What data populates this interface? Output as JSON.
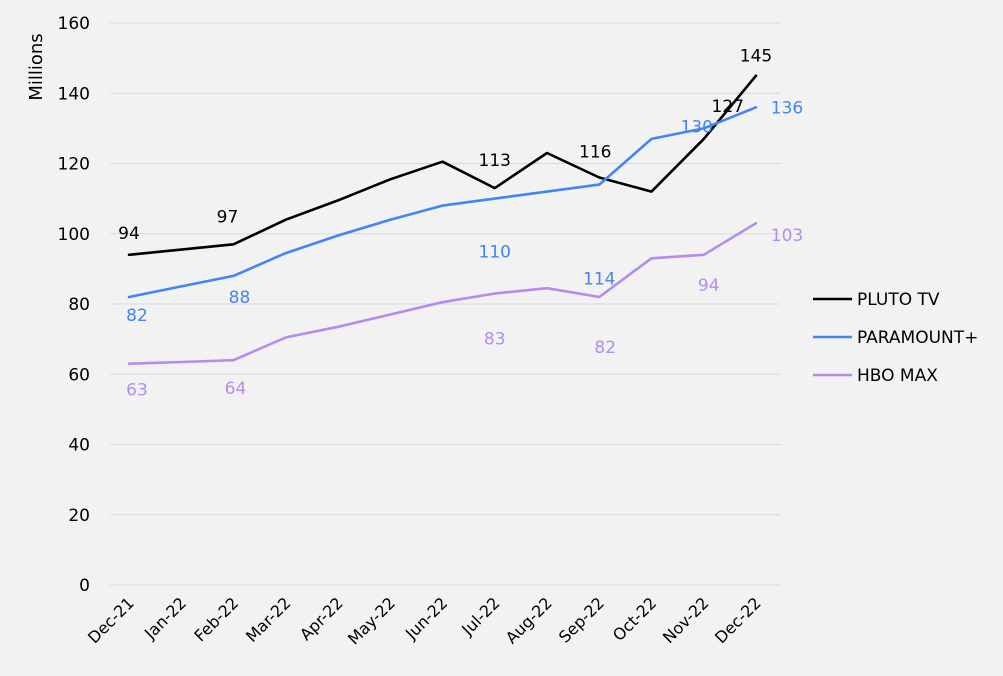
{
  "chart_data": {
    "type": "line",
    "ylabel": "Millions",
    "ylim": [
      0,
      160
    ],
    "yticks": [
      0,
      20,
      40,
      60,
      80,
      100,
      120,
      140,
      160
    ],
    "grid": true,
    "legend_position": "right",
    "categories": [
      "Dec-21",
      "Jan-22",
      "Feb-22",
      "Mar-22",
      "Apr-22",
      "May-22",
      "Jun-22",
      "Jul-22",
      "Aug-22",
      "Sep-22",
      "Oct-22",
      "Nov-22",
      "Dec-22"
    ],
    "series": [
      {
        "name": "PLUTO TV",
        "color": "#000000",
        "values": [
          94,
          95.5,
          97,
          104,
          109.5,
          115.5,
          120.5,
          113,
          123,
          116,
          112,
          127,
          145
        ],
        "data_labels": [
          {
            "index": 0,
            "text": "94"
          },
          {
            "index": 2,
            "text": "97"
          },
          {
            "index": 7,
            "text": "113"
          },
          {
            "index": 9,
            "text": "116"
          },
          {
            "index": 11,
            "text": "127"
          },
          {
            "index": 12,
            "text": "145"
          }
        ]
      },
      {
        "name": "PARAMOUNT+",
        "color": "#4285f4",
        "values": [
          82,
          85,
          88,
          94.5,
          99.5,
          104,
          108,
          110,
          112,
          114,
          127,
          130,
          136
        ],
        "data_labels": [
          {
            "index": 0,
            "text": "82"
          },
          {
            "index": 2,
            "text": "88"
          },
          {
            "index": 7,
            "text": "110"
          },
          {
            "index": 9,
            "text": "114"
          },
          {
            "index": 11,
            "text": "130"
          },
          {
            "index": 12,
            "text": "136"
          }
        ]
      },
      {
        "name": "HBO MAX",
        "color": "#b48cf0",
        "values": [
          63,
          63.5,
          64,
          70.5,
          73.5,
          77,
          80.5,
          83,
          84.5,
          82,
          93,
          94,
          103
        ],
        "data_labels": [
          {
            "index": 0,
            "text": "63"
          },
          {
            "index": 2,
            "text": "64"
          },
          {
            "index": 7,
            "text": "83"
          },
          {
            "index": 9,
            "text": "82"
          },
          {
            "index": 11,
            "text": "94"
          },
          {
            "index": 12,
            "text": "103"
          }
        ]
      }
    ]
  }
}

============

### Task description
Copy every line of the data exactly as written, excluding the pictures.

### Exercise result
What data populates this interface? Output as JSON.
{
  "chart_data": {
    "type": "line",
    "ylabel": "Millions",
    "ylim": [
      0,
      160
    ],
    "yticks": [
      0,
      20,
      40,
      60,
      80,
      100,
      120,
      140,
      160
    ],
    "grid": true,
    "legend_position": "right",
    "categories": [
      "Dec-21",
      "Jan-22",
      "Feb-22",
      "Mar-22",
      "Apr-22",
      "May-22",
      "Jun-22",
      "Jul-22",
      "Aug-22",
      "Sep-22",
      "Oct-22",
      "Nov-22",
      "Dec-22"
    ],
    "series": [
      {
        "name": "PLUTO TV",
        "color": "#000000",
        "values": [
          94,
          95.5,
          97,
          104,
          109.5,
          115.5,
          120.5,
          113,
          123,
          116,
          112,
          127,
          145
        ],
        "data_labels": [
          {
            "index": 0,
            "text": "94"
          },
          {
            "index": 2,
            "text": "97"
          },
          {
            "index": 7,
            "text": "113"
          },
          {
            "index": 9,
            "text": "116"
          },
          {
            "index": 11,
            "text": "127"
          },
          {
            "index": 12,
            "text": "145"
          }
        ]
      },
      {
        "name": "PARAMOUNT+",
        "color": "#4285f4",
        "values": [
          82,
          85,
          88,
          94.5,
          99.5,
          104,
          108,
          110,
          112,
          114,
          127,
          130,
          136
        ],
        "data_labels": [
          {
            "index": 0,
            "text": "82"
          },
          {
            "index": 2,
            "text": "88"
          },
          {
            "index": 7,
            "text": "110"
          },
          {
            "index": 9,
            "text": "114"
          },
          {
            "index": 11,
            "text": "130"
          },
          {
            "index": 12,
            "text": "136"
          }
        ]
      },
      {
        "name": "HBO MAX",
        "color": "#b48cf0",
        "values": [
          63,
          63.5,
          64,
          70.5,
          73.5,
          77,
          80.5,
          83,
          84.5,
          82,
          93,
          94,
          103
        ],
        "data_labels": [
          {
            "index": 0,
            "text": "63"
          },
          {
            "index": 2,
            "text": "64"
          },
          {
            "index": 7,
            "text": "83"
          },
          {
            "index": 9,
            "text": "82"
          },
          {
            "index": 11,
            "text": "94"
          },
          {
            "index": 12,
            "text": "103"
          }
        ]
      }
    ]
  }
}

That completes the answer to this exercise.